[SUPPLIED INFORMATION]
-----
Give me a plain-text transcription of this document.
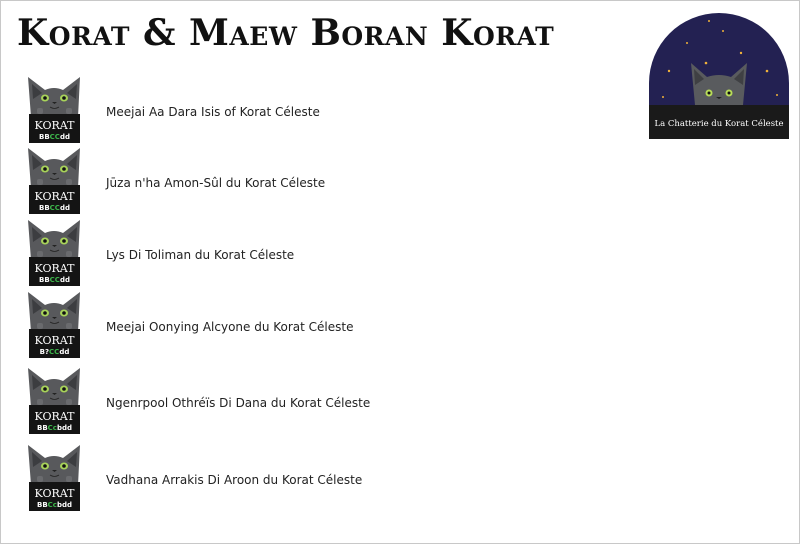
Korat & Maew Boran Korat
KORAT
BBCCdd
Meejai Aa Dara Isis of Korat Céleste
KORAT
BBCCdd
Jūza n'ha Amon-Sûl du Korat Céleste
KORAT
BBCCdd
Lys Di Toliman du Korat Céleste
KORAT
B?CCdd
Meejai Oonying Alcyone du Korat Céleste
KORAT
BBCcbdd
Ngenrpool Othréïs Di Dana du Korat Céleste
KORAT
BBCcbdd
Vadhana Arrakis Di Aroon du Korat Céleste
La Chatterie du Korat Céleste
-----
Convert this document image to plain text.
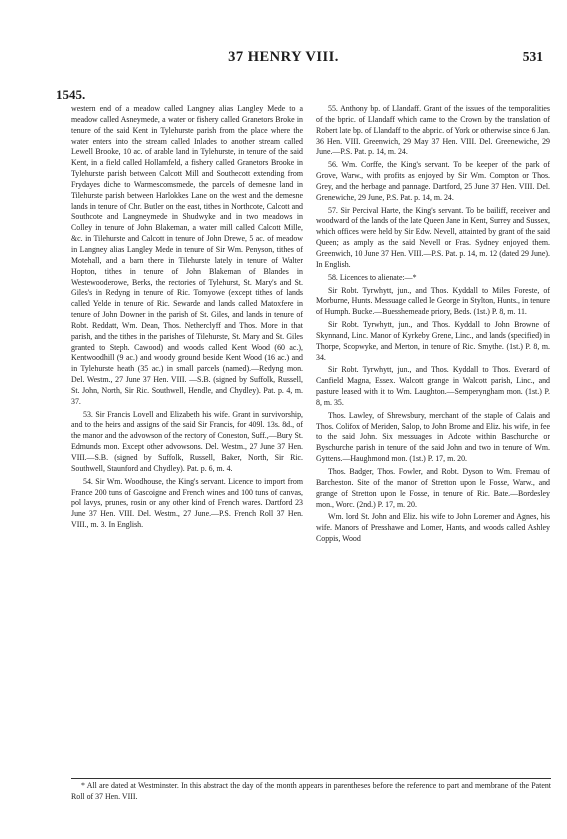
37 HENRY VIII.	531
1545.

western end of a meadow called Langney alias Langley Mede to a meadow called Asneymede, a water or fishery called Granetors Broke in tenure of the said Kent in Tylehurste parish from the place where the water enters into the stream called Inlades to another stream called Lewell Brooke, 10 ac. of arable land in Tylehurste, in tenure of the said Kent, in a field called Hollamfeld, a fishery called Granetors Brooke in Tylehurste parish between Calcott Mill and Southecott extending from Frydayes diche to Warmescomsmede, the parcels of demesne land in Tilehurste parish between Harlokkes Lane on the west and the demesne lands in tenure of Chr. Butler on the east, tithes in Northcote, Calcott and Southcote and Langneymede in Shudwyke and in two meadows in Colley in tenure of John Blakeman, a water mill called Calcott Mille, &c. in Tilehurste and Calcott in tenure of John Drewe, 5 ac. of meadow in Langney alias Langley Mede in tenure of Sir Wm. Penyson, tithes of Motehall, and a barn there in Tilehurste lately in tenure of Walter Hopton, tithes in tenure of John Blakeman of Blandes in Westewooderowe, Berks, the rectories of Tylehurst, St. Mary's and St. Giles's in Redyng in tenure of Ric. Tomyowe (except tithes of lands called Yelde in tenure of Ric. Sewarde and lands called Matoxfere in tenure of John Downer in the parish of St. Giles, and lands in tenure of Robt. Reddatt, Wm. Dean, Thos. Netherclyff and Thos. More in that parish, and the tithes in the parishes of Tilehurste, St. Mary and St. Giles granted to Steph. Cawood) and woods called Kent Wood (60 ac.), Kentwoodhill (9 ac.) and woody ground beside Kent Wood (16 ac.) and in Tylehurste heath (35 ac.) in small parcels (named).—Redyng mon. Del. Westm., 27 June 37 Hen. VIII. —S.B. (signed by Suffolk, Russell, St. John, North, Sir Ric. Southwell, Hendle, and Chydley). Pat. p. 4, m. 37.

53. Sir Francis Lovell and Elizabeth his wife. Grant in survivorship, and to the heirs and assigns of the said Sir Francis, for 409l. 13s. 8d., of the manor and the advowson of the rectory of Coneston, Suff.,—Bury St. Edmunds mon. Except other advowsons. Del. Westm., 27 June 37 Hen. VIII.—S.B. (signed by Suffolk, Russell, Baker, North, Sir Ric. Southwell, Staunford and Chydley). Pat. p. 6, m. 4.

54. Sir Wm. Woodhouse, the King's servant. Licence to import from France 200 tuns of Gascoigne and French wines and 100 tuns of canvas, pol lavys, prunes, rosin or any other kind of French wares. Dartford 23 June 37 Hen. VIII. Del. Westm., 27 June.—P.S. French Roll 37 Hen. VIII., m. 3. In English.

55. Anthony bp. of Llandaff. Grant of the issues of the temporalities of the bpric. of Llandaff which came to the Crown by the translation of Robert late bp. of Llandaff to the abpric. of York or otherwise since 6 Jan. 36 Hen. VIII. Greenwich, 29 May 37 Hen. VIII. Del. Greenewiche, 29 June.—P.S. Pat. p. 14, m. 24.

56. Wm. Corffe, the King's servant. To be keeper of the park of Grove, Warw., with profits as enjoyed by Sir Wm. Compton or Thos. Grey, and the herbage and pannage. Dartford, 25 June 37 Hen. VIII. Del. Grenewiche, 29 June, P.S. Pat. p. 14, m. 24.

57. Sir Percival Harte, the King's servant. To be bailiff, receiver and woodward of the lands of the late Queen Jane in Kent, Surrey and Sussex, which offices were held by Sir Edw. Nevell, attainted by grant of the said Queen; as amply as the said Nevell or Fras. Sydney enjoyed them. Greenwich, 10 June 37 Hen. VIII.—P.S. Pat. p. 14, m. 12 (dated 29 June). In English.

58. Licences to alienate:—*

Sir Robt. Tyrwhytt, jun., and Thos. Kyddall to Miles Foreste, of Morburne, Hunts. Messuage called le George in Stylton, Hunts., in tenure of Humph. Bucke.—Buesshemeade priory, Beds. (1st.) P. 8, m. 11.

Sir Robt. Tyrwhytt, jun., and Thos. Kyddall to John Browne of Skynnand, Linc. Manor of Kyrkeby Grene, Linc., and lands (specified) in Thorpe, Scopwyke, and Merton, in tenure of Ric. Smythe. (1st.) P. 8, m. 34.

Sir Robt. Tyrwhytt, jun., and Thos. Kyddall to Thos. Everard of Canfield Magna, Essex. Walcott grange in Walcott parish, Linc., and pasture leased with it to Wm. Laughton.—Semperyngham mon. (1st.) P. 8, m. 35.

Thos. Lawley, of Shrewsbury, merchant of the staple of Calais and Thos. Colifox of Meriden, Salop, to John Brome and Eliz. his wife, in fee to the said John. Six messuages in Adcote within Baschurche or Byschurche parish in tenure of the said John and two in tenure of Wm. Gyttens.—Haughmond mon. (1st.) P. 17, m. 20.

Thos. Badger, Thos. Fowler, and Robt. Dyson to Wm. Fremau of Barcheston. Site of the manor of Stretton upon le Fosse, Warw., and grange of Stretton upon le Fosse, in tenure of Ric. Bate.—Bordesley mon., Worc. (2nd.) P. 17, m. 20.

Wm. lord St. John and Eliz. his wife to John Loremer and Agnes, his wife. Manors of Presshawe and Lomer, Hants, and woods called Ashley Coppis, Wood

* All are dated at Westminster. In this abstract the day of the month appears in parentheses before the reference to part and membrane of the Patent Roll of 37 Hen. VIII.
-----
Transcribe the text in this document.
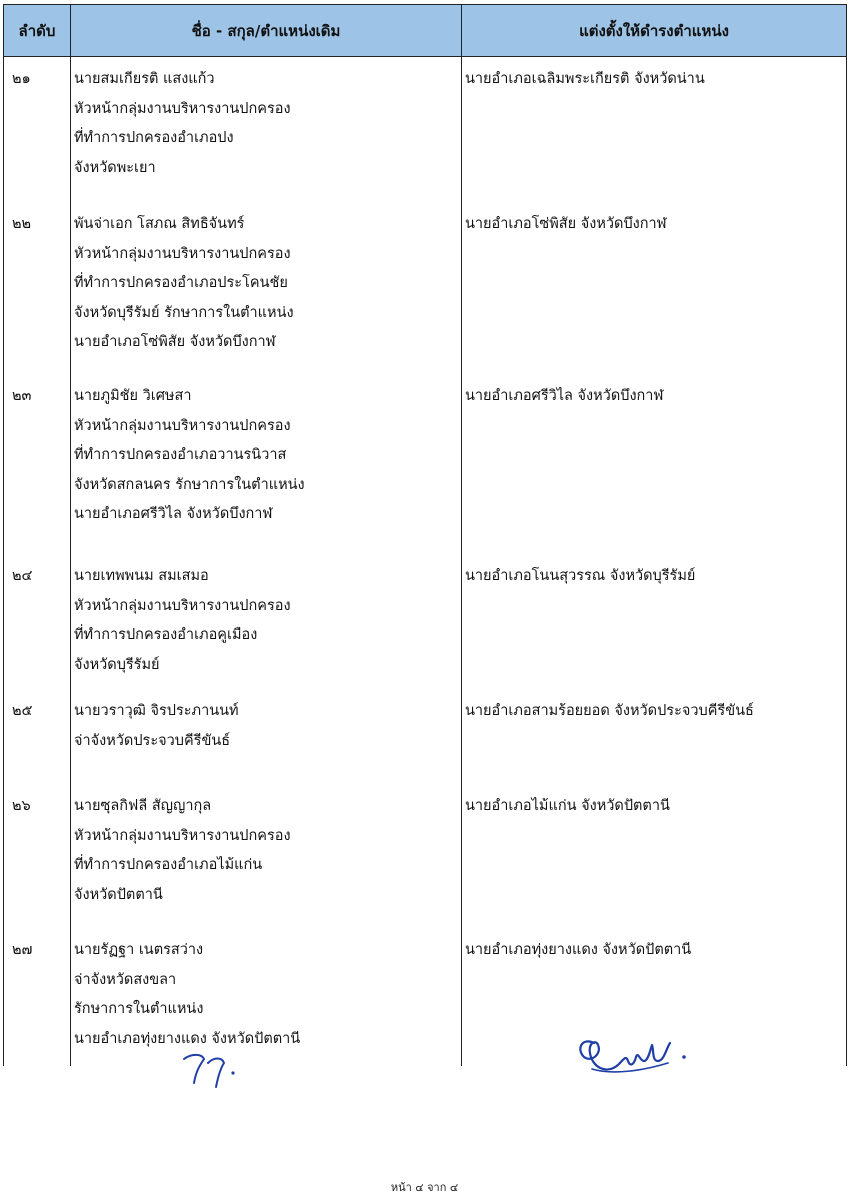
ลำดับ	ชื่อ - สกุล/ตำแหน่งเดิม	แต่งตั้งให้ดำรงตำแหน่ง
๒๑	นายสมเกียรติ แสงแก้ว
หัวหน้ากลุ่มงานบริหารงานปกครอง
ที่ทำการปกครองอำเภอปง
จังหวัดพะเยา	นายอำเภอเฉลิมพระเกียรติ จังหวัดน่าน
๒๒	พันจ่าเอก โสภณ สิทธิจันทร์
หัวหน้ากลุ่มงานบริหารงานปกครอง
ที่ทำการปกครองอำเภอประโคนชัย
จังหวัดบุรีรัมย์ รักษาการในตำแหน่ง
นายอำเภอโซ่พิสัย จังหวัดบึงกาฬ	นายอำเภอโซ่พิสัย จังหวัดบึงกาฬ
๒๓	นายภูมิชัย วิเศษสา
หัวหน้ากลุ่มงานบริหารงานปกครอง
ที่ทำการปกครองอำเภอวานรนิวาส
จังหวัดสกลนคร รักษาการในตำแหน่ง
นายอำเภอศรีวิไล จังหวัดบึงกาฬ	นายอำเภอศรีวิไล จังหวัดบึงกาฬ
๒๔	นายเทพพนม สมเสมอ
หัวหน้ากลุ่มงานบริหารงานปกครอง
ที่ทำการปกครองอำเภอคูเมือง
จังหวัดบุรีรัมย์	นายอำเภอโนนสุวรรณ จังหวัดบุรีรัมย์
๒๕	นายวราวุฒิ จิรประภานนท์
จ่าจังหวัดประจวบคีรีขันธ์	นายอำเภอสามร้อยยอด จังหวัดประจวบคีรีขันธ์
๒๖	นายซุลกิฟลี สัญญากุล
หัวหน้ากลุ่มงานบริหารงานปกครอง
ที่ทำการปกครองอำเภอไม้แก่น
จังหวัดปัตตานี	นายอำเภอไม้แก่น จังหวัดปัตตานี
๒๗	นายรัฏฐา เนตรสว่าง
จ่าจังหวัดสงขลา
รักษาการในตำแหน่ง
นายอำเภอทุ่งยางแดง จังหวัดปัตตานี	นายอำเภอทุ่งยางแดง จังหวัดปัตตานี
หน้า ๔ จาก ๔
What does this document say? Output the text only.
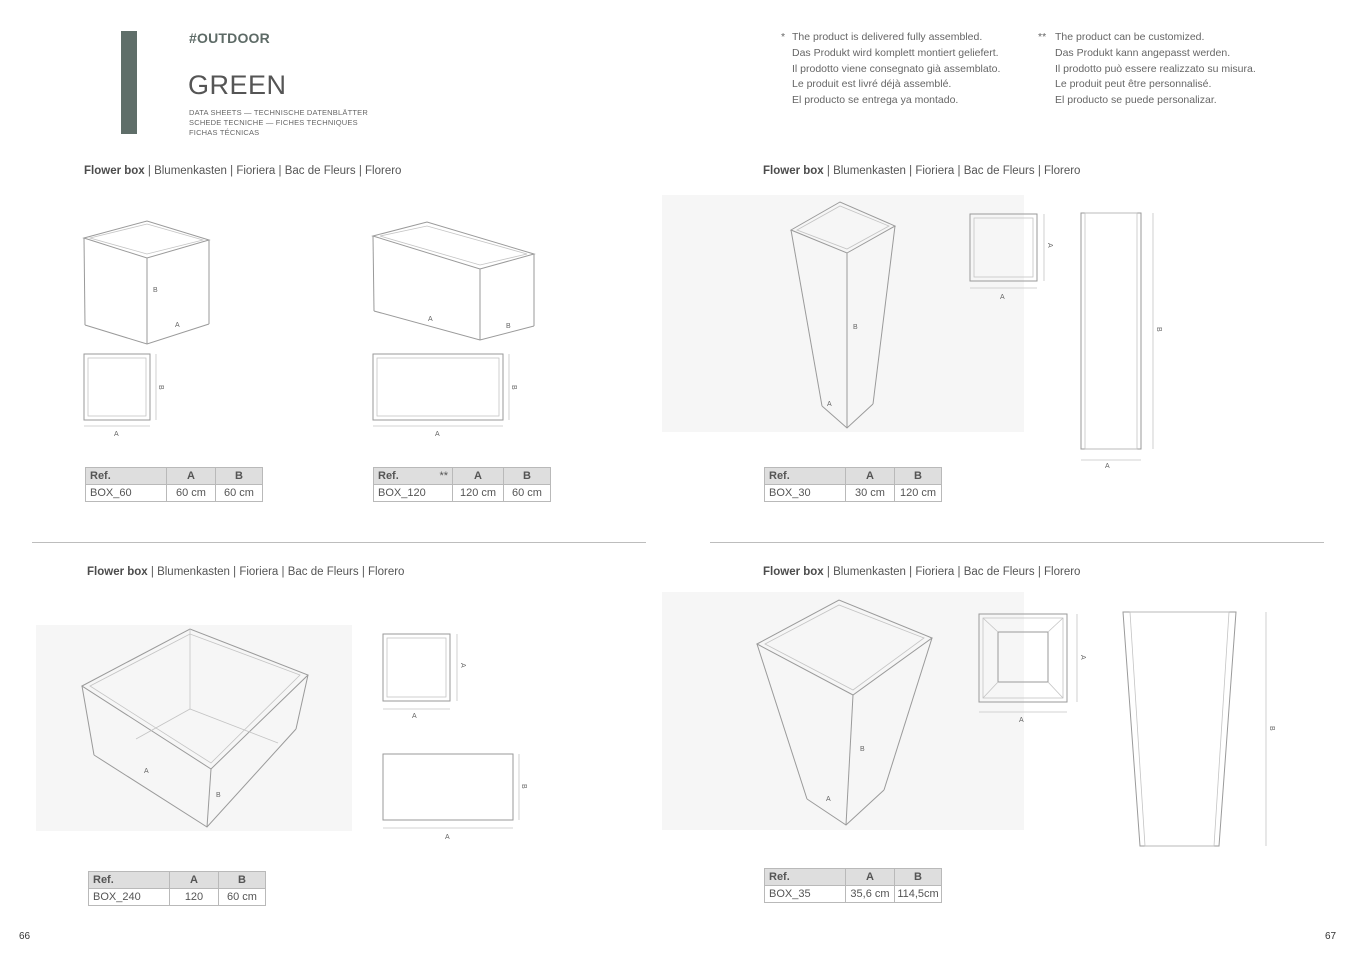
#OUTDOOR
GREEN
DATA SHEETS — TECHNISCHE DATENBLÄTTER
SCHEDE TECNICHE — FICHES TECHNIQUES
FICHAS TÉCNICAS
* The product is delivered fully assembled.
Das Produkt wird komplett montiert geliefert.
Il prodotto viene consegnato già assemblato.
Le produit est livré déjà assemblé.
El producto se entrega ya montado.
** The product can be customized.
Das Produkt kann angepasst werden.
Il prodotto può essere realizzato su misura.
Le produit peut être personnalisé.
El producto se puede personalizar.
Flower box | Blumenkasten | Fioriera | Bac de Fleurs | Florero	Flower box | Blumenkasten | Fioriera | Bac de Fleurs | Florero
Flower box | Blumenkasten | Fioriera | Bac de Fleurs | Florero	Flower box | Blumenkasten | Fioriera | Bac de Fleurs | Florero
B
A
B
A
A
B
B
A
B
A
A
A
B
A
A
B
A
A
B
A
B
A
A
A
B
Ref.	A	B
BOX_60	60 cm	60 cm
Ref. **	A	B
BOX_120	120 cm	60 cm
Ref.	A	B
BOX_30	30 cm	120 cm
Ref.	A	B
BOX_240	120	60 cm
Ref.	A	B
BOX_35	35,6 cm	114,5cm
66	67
-----
[WHAT YOU NEED TO DO] Locate the lines above that contain "produit" and copy them.

[OUTPUT FOR THIS EXERCISE]
Le produit est livré déjà assemblé.
Le produit peut être personnalisé.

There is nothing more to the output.